Information shown:

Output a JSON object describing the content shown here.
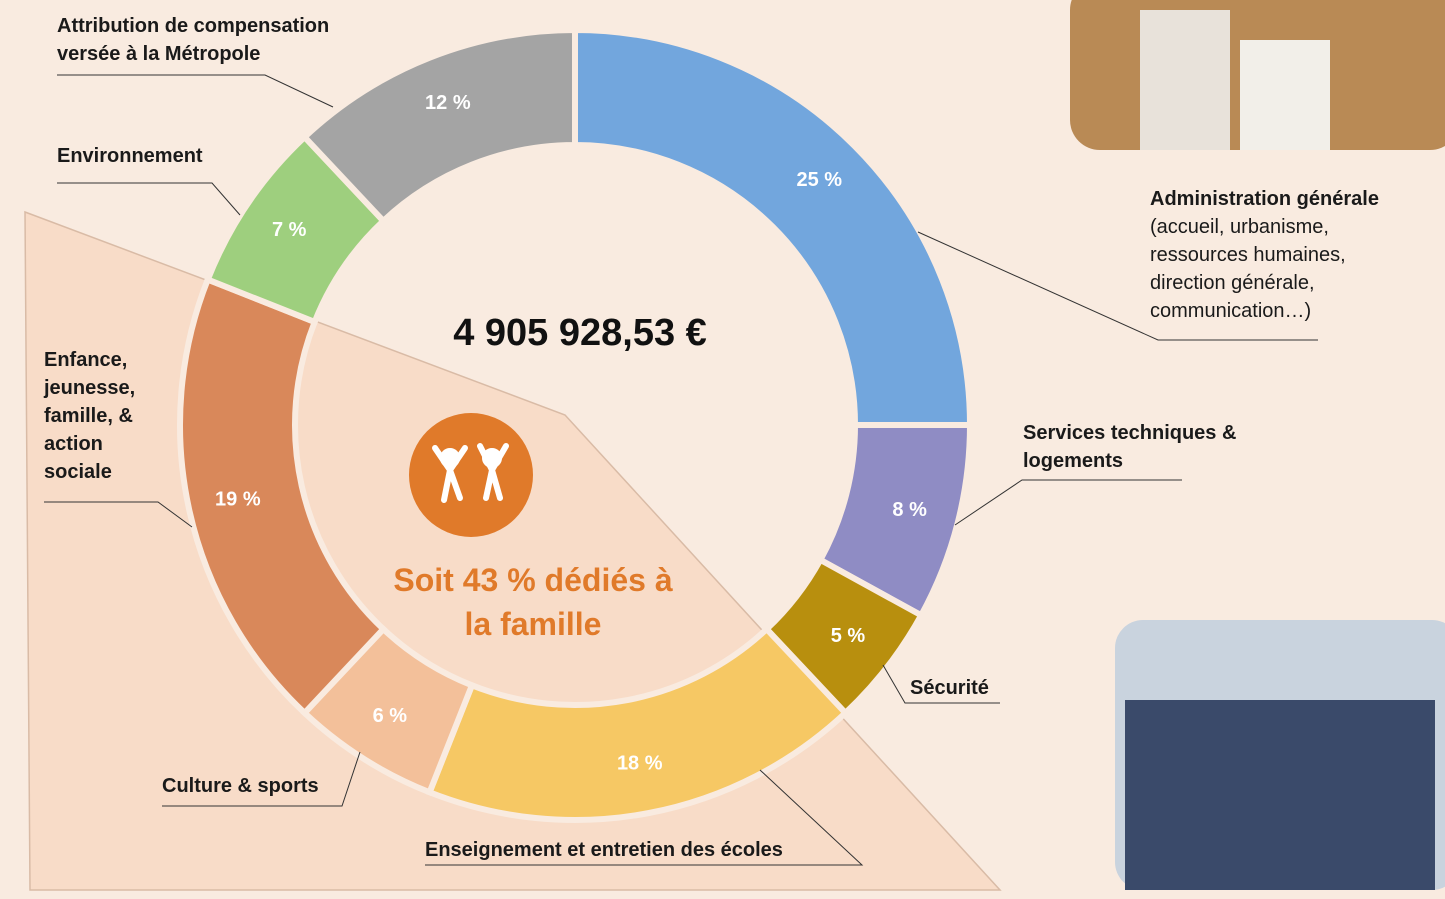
{
  "chart_data": {
    "type": "donut",
    "categories": [
      "Administration générale",
      "Services techniques & logements",
      "Sécurité",
      "Enseignement et entretien des écoles",
      "Culture & sports",
      "Enfance, jeunesse, famille, & action sociale",
      "Environnement",
      "Attribution de compensation versée à la Métropole"
    ],
    "values": [
      25,
      8,
      5,
      18,
      6,
      19,
      7,
      12
    ],
    "value_labels": [
      "25 %",
      "8 %",
      "5 %",
      "18 %",
      "6 %",
      "19 %",
      "7 %",
      "12 %"
    ],
    "colors": [
      "#72a6dd",
      "#8f8cc4",
      "#b88f0e",
      "#f6c864",
      "#f3c09a",
      "#d9885a",
      "#9ecf7e",
      "#a4a4a4"
    ],
    "annotations": [
      "4 905 928,53 €",
      "Soit 43 % dédiés à la famille",
      "(accueil, urbanisme, ressources humaines, direction générale, communication…)"
    ]
  }
}
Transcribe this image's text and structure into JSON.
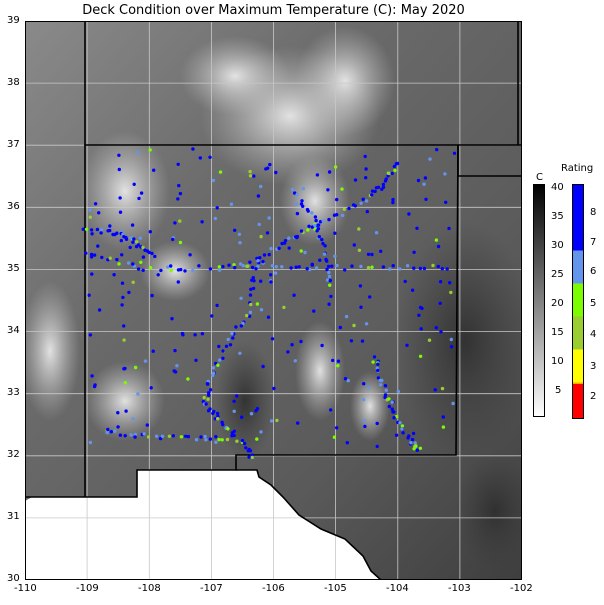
{
  "title": "Deck Condition over Maximum Temperature (C): May 2020",
  "x_ticks": [
    "-110",
    "-109",
    "-108",
    "-107",
    "-106",
    "-105",
    "-104",
    "-103",
    "-102"
  ],
  "y_ticks": [
    "30",
    "31",
    "32",
    "33",
    "34",
    "35",
    "36",
    "37",
    "38",
    "39"
  ],
  "temperature_colorbar": {
    "label": "C",
    "ticks": [
      "40",
      "35",
      "30",
      "25",
      "20",
      "15",
      "10",
      "5"
    ],
    "range": [
      1,
      41
    ],
    "colormap": "gray_r"
  },
  "rating_legend": {
    "label": "Rating",
    "ticks": [
      "8",
      "7",
      "6",
      "5",
      "4",
      "3",
      "2"
    ],
    "colors": {
      "2": "#ff0000",
      "3": "#ffa500",
      "4": "#ffff00",
      "5": "#9acd32",
      "6": "#7cfc00",
      "7": "#6495ed",
      "8": "#0000ff"
    }
  },
  "map_extent": {
    "lon": [
      -110,
      -102
    ],
    "lat": [
      30,
      39
    ]
  },
  "colors": {
    "rating_8": "#0000ff",
    "rating_7": "#6495ed",
    "rating_6": "#7cfc00",
    "rating_5": "#9acd32",
    "boundary": "#000000",
    "grid": "#c8c8c8",
    "nodata": "#ffffff"
  }
}
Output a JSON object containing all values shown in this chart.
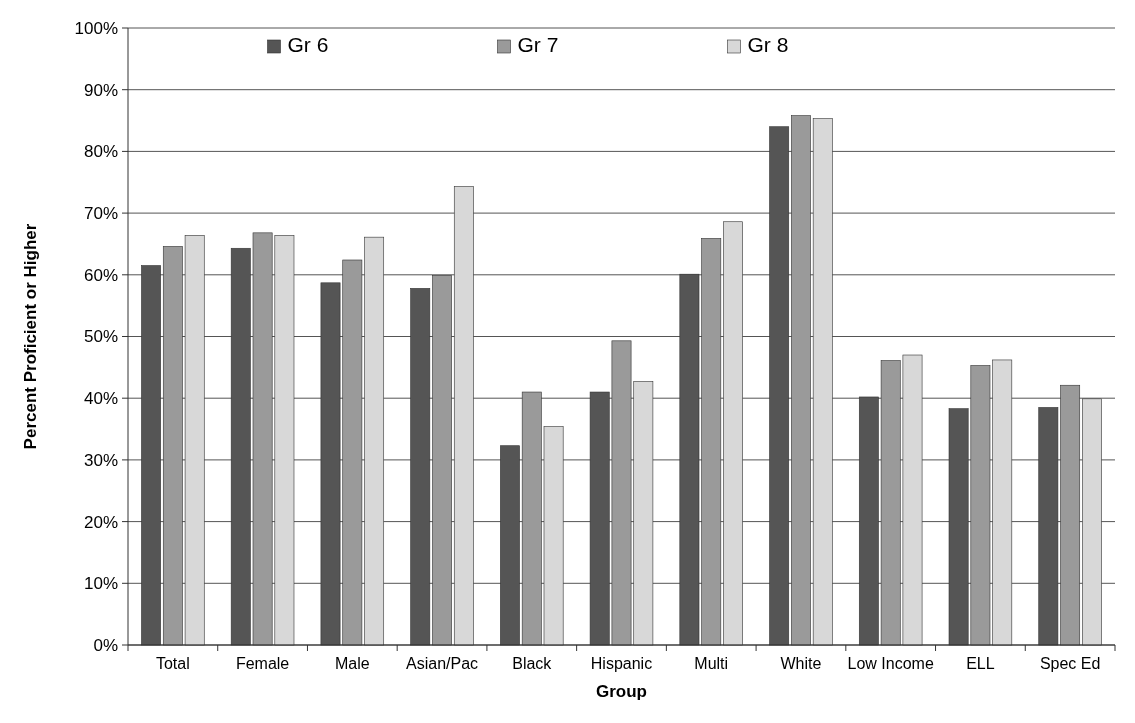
{
  "chart_data": {
    "type": "bar",
    "xlabel": "Group",
    "ylabel": "Percent Proficient or Higher",
    "categories": [
      "Total",
      "Female",
      "Male",
      "Asian/Pac",
      "Black",
      "Hispanic",
      "Multi",
      "White",
      "Low Income",
      "ELL",
      "Spec Ed"
    ],
    "series": [
      {
        "name": "Gr 6",
        "color": "#555555",
        "values": [
          61.5,
          64.3,
          58.7,
          57.8,
          32.3,
          41.0,
          60.1,
          84.0,
          40.2,
          38.3,
          38.5
        ]
      },
      {
        "name": "Gr 7",
        "color": "#9a9a9a",
        "values": [
          64.6,
          66.8,
          62.4,
          59.9,
          41.0,
          49.3,
          65.9,
          85.8,
          46.1,
          45.3,
          42.1
        ]
      },
      {
        "name": "Gr 8",
        "color": "#d8d8d8",
        "values": [
          66.4,
          66.4,
          66.1,
          74.3,
          35.4,
          42.7,
          68.6,
          85.3,
          47.0,
          46.2,
          39.9
        ]
      }
    ],
    "ylim": [
      0,
      100
    ],
    "yticks": [
      {
        "value": 0,
        "label": "0%"
      },
      {
        "value": 10,
        "label": "10%"
      },
      {
        "value": 20,
        "label": "20%"
      },
      {
        "value": 30,
        "label": "30%"
      },
      {
        "value": 40,
        "label": "40%"
      },
      {
        "value": 50,
        "label": "50%"
      },
      {
        "value": 60,
        "label": "60%"
      },
      {
        "value": 70,
        "label": "70%"
      },
      {
        "value": 80,
        "label": "80%"
      },
      {
        "value": 90,
        "label": "90%"
      },
      {
        "value": 100,
        "label": "100%"
      }
    ],
    "grid": "y",
    "legend": "top"
  }
}
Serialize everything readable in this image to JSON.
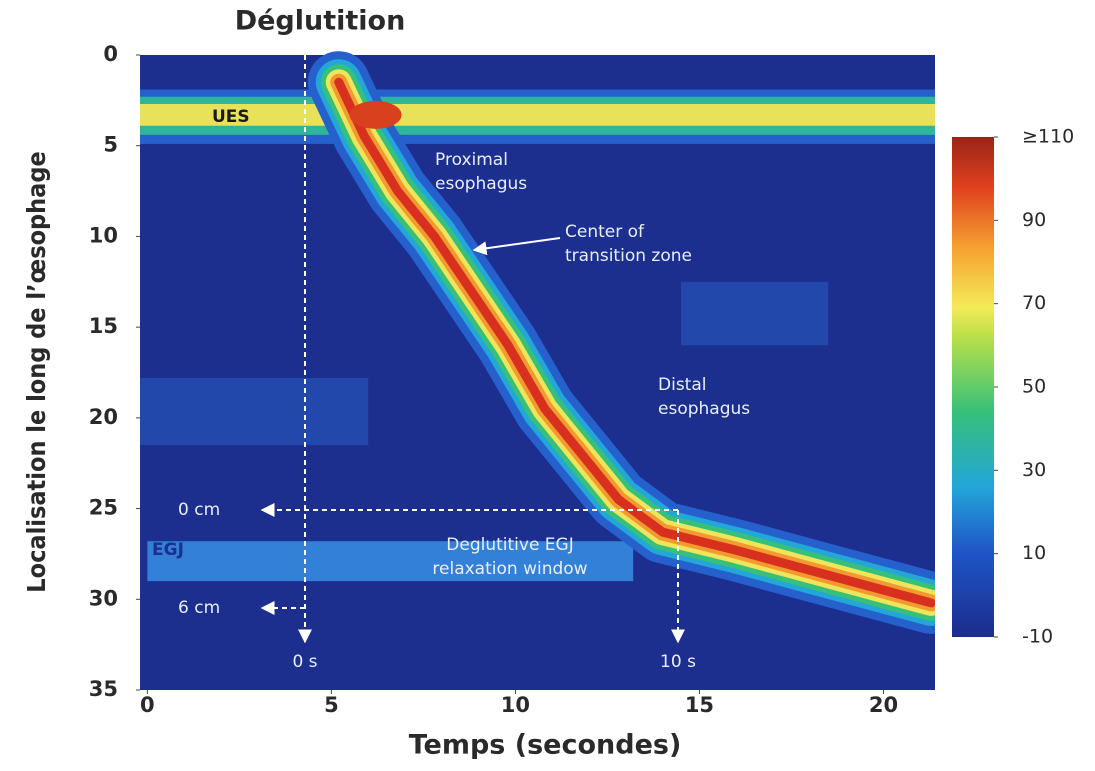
{
  "chart_data": {
    "type": "heatmap",
    "title": "Déglutition",
    "xlabel": "Temps (secondes)",
    "ylabel": "Localisation le long de l’œsophage",
    "xlim": [
      -0.2,
      21.4
    ],
    "xticks": [
      0,
      5,
      10,
      15,
      20
    ],
    "ylim": [
      0,
      35
    ],
    "yticks": [
      0,
      5,
      10,
      15,
      20,
      25,
      30,
      35
    ],
    "clim": [
      -10,
      110
    ],
    "cticks": [
      {
        "value": 110,
        "label": "≥110"
      },
      90,
      70,
      50,
      30,
      10,
      -10
    ],
    "annotations": [
      [
        "UES"
      ],
      [
        "Proximal",
        "esophagus"
      ],
      [
        "Center of",
        "transition zone"
      ],
      [
        "Distal",
        "esophagus"
      ],
      [
        "0 cm"
      ],
      [
        "6 cm"
      ],
      [
        "EGJ"
      ],
      [
        "Deglutitive EGJ",
        "relaxation window"
      ],
      [
        "0 s"
      ],
      [
        "10 s"
      ]
    ]
  }
}
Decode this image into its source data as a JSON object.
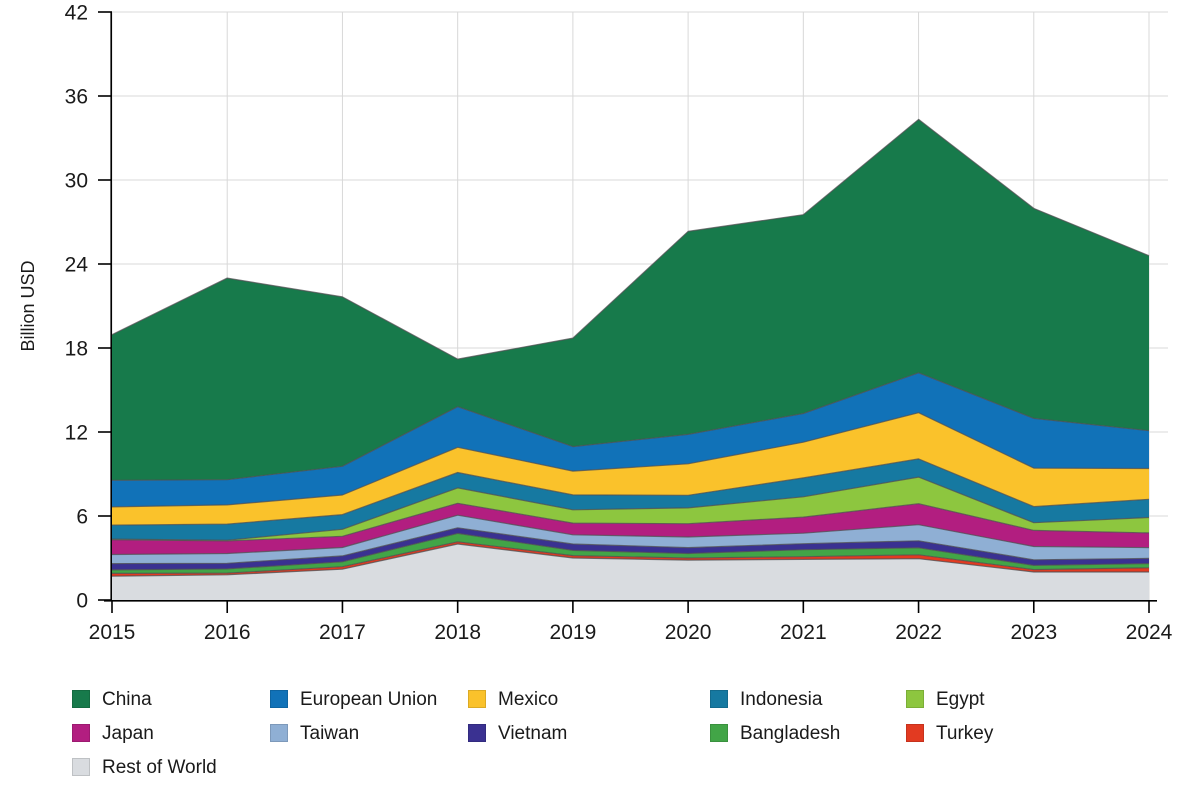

Task: Without including any picture, retype the entries exactly.

Result for this exercise:
Output a JSON object describing the content shown here.
{
  "chart_data": {
    "type": "donut",
    "categories": [
      "Administration générale",
      "Services techniques & logements",
      "Sécurité",
      "Enseignement et entretien des écoles",
      "Culture & sports",
      "Enfance, jeunesse, famille, & action sociale",
      "Environnement",
      "Attribution de compensation versée à la Métropole"
    ],
    "values": [
      25,
      8,
      5,
      18,
      6,
      19,
      7,
      12
    ],
    "value_labels": [
      "25 %",
      "8 %",
      "5 %",
      "18 %",
      "6 %",
      "19 %",
      "7 %",
      "12 %"
    ],
    "colors": [
      "#72a6dd",
      "#8f8cc4",
      "#b88f0e",
      "#f6c864",
      "#f3c09a",
      "#d9885a",
      "#9ecf7e",
      "#a4a4a4"
    ],
    "annotations": [
      "4 905 928,53 €",
      "Soit 43 % dédiés à la famille",
      "(accueil, urbanisme, ressources humaines, direction générale, communication…)"
    ]
  }
}
Transcribe this image's text and structure into JSON.
{
  "title": "Deck Condition over Maximum Temperature (C): May 2020",
  "x_ticks": [
    "-110",
    "-109",
    "-108",
    "-107",
    "-106",
    "-105",
    "-104",
    "-103",
    "-102"
  ],
  "y_ticks": [
    "30",
    "31",
    "32",
    "33",
    "34",
    "35",
    "36",
    "37",
    "38",
    "39"
  ],
  "temperature_colorbar": {
    "label": "C",
    "ticks": [
      "40",
      "35",
      "30",
      "25",
      "20",
      "15",
      "10",
      "5"
    ],
    "range": [
      1,
      41
    ],
    "colormap": "gray_r"
  },
  "rating_legend": {
    "label": "Rating",
    "ticks": [
      "8",
      "7",
      "6",
      "5",
      "4",
      "3",
      "2"
    ],
    "colors": {
      "2": "#ff0000",
      "3": "#ffa500",
      "4": "#ffff00",
      "5": "#9acd32",
      "6": "#7cfc00",
      "7": "#6495ed",
      "8": "#0000ff"
    }
  },
  "map_extent": {
    "lon": [
      -110,
      -102
    ],
    "lat": [
      30,
      39
    ]
  },
  "colors": {
    "rating_8": "#0000ff",
    "rating_7": "#6495ed",
    "rating_6": "#7cfc00",
    "rating_5": "#9acd32",
    "boundary": "#000000",
    "grid": "#c8c8c8",
    "nodata": "#ffffff"
  }
}
Output a JSON object containing all values shown in this chart.
{
  "chart_data": {
    "type": "bar",
    "xlabel": "Group",
    "ylabel": "Percent Proficient or Higher",
    "categories": [
      "Total",
      "Female",
      "Male",
      "Asian/Pac",
      "Black",
      "Hispanic",
      "Multi",
      "White",
      "Low Income",
      "ELL",
      "Spec Ed"
    ],
    "series": [
      {
        "name": "Gr 6",
        "color": "#555555",
        "values": [
          61.5,
          64.3,
          58.7,
          57.8,
          32.3,
          41.0,
          60.1,
          84.0,
          40.2,
          38.3,
          38.5
        ]
      },
      {
        "name": "Gr 7",
        "color": "#9a9a9a",
        "values": [
          64.6,
          66.8,
          62.4,
          59.9,
          41.0,
          49.3,
          65.9,
          85.8,
          46.1,
          45.3,
          42.1
        ]
      },
      {
        "name": "Gr 8",
        "color": "#d8d8d8",
        "values": [
          66.4,
          66.4,
          66.1,
          74.3,
          35.4,
          42.7,
          68.6,
          85.3,
          47.0,
          46.2,
          39.9
        ]
      }
    ],
    "ylim": [
      0,
      100
    ],
    "yticks": [
      {
        "value": 0,
        "label": "0%"
      },
      {
        "value": 10,
        "label": "10%"
      },
      {
        "value": 20,
        "label": "20%"
      },
      {
        "value": 30,
        "label": "30%"
      },
      {
        "value": 40,
        "label": "40%"
      },
      {
        "value": 50,
        "label": "50%"
      },
      {
        "value": 60,
        "label": "60%"
      },
      {
        "value": 70,
        "label": "70%"
      },
      {
        "value": 80,
        "label": "80%"
      },
      {
        "value": 90,
        "label": "90%"
      },
      {
        "value": 100,
        "label": "100%"
      }
    ],
    "grid": "y",
    "legend": "top"
  }
}
Serialize everything readable in this image to JSON.
{
  "chart_data": {
    "type": "heatmap",
    "title": "Déglutition",
    "xlabel": "Temps (secondes)",
    "ylabel": "Localisation le long de l’œsophage",
    "xlim": [
      -0.2,
      21.4
    ],
    "xticks": [
      0,
      5,
      10,
      15,
      20
    ],
    "ylim": [
      0,
      35
    ],
    "yticks": [
      0,
      5,
      10,
      15,
      20,
      25,
      30,
      35
    ],
    "clim": [
      -10,
      110
    ],
    "cticks": [
      {
        "value": 110,
        "label": "≥110"
      },
      90,
      70,
      50,
      30,
      10,
      -10
    ],
    "annotations": [
      [
        "UES"
      ],
      [
        "Proximal",
        "esophagus"
      ],
      [
        "Center of",
        "transition zone"
      ],
      [
        "Distal",
        "esophagus"
      ],
      [
        "0 cm"
      ],
      [
        "6 cm"
      ],
      [
        "EGJ"
      ],
      [
        "Deglutitive EGJ",
        "relaxation window"
      ],
      [
        "0 s"
      ],
      [
        "10 s"
      ]
    ]
  }
}
Decode this image into its source data as a JSON object.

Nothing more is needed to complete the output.